What you are asked to do:
Rewrite the records from the start through the line with "status-time: 13:54 <box>40 27 127 63</box>" as a two-column CSV with columns named request and answer, one row per request, each value in a single quoted field with line breaks replaced by spaces. Omit the pictures.

-- start of Information shown --

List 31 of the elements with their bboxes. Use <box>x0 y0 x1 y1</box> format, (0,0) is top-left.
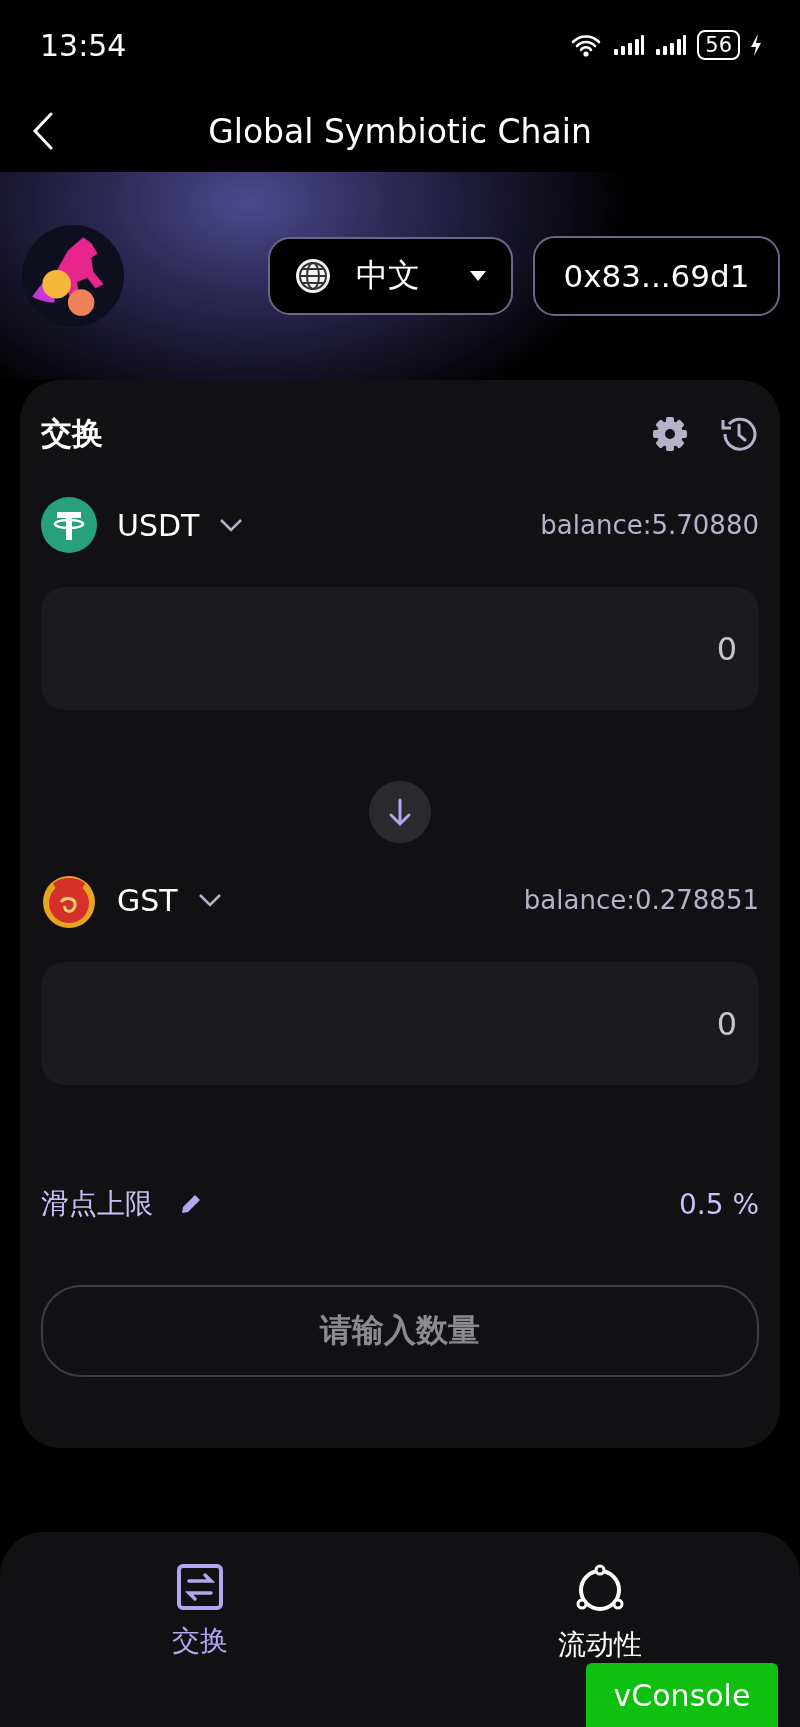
settings-icon[interactable] <box>651 415 689 453</box>
swap-icon <box>177 1564 223 1610</box>
status-time: 13:54 <box>40 27 127 63</box>
chevron-down-icon <box>219 518 244 532</box>
swap-direction-button[interactable] <box>369 781 431 843</box>
slippage-value: 0.5 % <box>678 1187 759 1221</box>
network-icon <box>574 1564 626 1614</box>
wallet-address-button[interactable]: 0x83...69d1 <box>533 236 780 316</box>
dropdown-icon <box>469 270 487 282</box>
language-selector[interactable]: 中文 <box>268 237 513 315</box>
logo-icon <box>22 225 124 327</box>
nav-tab[interactable]: 流动性 <box>400 1532 800 1665</box>
balance-text: balance:0.278851 <box>523 885 759 915</box>
globe-icon <box>294 257 332 295</box>
nav-tab[interactable]: 交换 <box>0 1532 400 1661</box>
balance-text: balance:5.70880 <box>540 510 759 540</box>
slippage-label: 滑点上限 <box>41 1186 153 1222</box>
signal-icon <box>613 34 646 56</box>
token-selector[interactable]: USDT <box>41 497 244 553</box>
amount-input[interactable]: 0 <box>41 962 759 1085</box>
back-icon[interactable] <box>32 112 54 150</box>
chevron-down-icon <box>197 893 222 907</box>
charging-icon <box>750 33 762 57</box>
signal-icon <box>655 34 688 56</box>
page-title: Global Symbiotic Chain <box>208 111 592 151</box>
battery-level: 56 <box>697 30 740 60</box>
pencil-icon[interactable] <box>179 1192 203 1216</box>
card-title: 交换 <box>41 414 103 453</box>
amount-input[interactable]: 0 <box>41 587 759 710</box>
tether-coin-icon <box>41 497 97 553</box>
token-selector[interactable]: GST <box>41 872 222 928</box>
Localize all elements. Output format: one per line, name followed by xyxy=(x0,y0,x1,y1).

-- end of Information shown --

Answer for this exercise:
request,answer
"List 31 of the elements with their bboxes. Use <box>x0 y0 x1 y1</box> format, (0,0) is top-left.","settings-icon[interactable] <box>651 415 689 453</box> swap-icon <box>177 1564 223 1610</box> status-time: 13:54 <box>40 27 127 63</box>"